**PROBLEM DETAILS**
Format everything from the first line of the records down through the line containing "throat-highlight: [1441, 245, 1495, 299]", inclusive, as a JSON list of strings with one string per line, leaving out any blank lines.

**LISTING**
★ ★ ★ ★

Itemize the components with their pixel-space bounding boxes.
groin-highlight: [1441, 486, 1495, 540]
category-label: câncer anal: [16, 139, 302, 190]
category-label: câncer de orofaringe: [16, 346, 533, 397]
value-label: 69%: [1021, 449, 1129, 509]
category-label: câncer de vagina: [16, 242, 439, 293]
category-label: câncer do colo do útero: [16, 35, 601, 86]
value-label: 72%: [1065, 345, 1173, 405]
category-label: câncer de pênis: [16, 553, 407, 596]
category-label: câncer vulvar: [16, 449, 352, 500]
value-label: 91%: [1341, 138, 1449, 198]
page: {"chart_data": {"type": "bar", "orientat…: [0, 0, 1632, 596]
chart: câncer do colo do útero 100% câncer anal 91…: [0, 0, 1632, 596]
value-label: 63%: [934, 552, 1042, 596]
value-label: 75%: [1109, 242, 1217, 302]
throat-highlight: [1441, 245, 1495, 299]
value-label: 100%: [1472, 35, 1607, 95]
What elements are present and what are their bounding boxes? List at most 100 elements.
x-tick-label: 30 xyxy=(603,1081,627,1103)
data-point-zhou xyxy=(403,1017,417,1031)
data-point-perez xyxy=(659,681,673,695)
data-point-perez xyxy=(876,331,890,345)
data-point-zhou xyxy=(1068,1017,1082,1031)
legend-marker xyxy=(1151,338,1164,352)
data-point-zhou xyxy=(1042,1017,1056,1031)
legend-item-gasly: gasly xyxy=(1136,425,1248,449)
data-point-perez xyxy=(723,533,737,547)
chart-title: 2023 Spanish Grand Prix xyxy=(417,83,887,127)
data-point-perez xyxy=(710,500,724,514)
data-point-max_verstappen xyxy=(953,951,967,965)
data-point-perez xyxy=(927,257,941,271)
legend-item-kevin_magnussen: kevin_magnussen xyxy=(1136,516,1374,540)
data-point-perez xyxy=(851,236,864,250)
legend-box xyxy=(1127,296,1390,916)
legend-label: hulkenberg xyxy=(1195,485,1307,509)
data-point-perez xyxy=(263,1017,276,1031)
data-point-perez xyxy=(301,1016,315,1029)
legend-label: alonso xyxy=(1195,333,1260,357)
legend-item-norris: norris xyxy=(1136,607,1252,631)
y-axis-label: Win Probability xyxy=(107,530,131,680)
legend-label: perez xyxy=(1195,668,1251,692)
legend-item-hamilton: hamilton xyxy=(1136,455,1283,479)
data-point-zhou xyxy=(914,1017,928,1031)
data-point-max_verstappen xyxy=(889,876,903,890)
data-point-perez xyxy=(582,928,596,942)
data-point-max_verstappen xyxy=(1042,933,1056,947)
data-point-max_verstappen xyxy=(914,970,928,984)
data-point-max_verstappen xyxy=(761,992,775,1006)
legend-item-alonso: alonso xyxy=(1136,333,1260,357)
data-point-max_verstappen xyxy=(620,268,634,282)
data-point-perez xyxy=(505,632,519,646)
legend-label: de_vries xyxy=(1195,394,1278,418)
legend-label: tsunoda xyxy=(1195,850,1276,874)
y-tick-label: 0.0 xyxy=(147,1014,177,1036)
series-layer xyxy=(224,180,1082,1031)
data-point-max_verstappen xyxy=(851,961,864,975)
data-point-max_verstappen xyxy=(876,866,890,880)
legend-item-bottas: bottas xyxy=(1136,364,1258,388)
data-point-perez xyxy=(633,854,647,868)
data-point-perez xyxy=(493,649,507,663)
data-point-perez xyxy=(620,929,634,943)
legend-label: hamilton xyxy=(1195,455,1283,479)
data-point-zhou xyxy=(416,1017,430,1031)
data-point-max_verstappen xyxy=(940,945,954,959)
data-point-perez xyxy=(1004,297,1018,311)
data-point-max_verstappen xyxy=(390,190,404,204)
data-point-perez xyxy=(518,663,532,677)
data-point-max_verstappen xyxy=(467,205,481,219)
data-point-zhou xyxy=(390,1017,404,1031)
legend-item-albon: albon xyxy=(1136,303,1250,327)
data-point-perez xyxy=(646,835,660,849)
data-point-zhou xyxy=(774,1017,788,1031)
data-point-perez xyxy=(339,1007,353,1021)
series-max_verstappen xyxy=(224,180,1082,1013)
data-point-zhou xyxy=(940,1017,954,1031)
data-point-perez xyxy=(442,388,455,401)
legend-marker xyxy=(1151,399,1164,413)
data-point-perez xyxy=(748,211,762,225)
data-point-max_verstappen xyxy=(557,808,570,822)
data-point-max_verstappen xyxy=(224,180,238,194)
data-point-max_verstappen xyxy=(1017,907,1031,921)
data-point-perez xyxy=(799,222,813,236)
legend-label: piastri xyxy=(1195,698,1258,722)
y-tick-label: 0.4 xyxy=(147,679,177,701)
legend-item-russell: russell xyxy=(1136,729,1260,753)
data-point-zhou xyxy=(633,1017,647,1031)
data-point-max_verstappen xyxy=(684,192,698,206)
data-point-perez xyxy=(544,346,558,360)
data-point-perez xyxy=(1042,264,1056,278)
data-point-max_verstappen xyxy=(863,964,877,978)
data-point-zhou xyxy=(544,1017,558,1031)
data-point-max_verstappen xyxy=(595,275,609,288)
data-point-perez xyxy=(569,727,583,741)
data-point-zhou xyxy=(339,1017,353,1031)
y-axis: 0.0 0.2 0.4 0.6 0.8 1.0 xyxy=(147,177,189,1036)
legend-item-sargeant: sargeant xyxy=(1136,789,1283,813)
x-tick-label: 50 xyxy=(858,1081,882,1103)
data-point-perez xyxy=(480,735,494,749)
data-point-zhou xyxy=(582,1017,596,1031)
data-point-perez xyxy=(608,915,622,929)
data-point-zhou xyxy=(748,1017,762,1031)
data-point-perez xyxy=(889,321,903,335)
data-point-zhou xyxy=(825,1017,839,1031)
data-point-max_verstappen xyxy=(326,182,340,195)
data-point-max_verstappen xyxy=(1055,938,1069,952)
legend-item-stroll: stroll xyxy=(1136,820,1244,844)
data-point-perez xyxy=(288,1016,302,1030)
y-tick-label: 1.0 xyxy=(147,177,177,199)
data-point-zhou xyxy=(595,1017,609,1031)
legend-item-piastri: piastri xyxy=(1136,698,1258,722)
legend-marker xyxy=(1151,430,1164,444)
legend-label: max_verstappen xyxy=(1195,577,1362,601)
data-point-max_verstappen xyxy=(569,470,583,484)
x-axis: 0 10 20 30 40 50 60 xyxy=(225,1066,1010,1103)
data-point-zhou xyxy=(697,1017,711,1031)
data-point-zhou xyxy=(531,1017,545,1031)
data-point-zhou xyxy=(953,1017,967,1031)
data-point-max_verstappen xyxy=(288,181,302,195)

★ ★ ★ ★

**SOLUTION FOR THIS TASK**
[
  "Itemize the components with their pixel-space bounding boxes.",
  "groin-highlight: [1441, 486, 1495, 540]",
  "category-label: câncer anal: [16, 139, 302, 190]",
  "category-label: câncer de orofaringe: [16, 346, 533, 397]",
  "value-label: 69%: [1021, 449, 1129, 509]",
  "category-label: câncer de vagina: [16, 242, 439, 293]",
  "category-label: câncer do colo do útero: [16, 35, 601, 86]",
  "value-label: 72%: [1065, 345, 1173, 405]",
  "category-label: câncer de pênis: [16, 553, 407, 596]",
  "category-label: câncer vulvar: [16, 449, 352, 500]",
  "value-label: 91%: [1341, 138, 1449, 198]",
  "page: {\"chart_data\": {\"type\": \"bar\", \"orientat…: [0, 0, 1632, 596]",
  "chart: câncer do colo do útero 100% câncer anal 91…: [0, 0, 1632, 596]",
  "value-label: 63%: [934, 552, 1042, 596]",
  "value-label: 75%: [1109, 242, 1217, 302]",
  "throat-highlight: [1441, 245, 1495, 299]"
]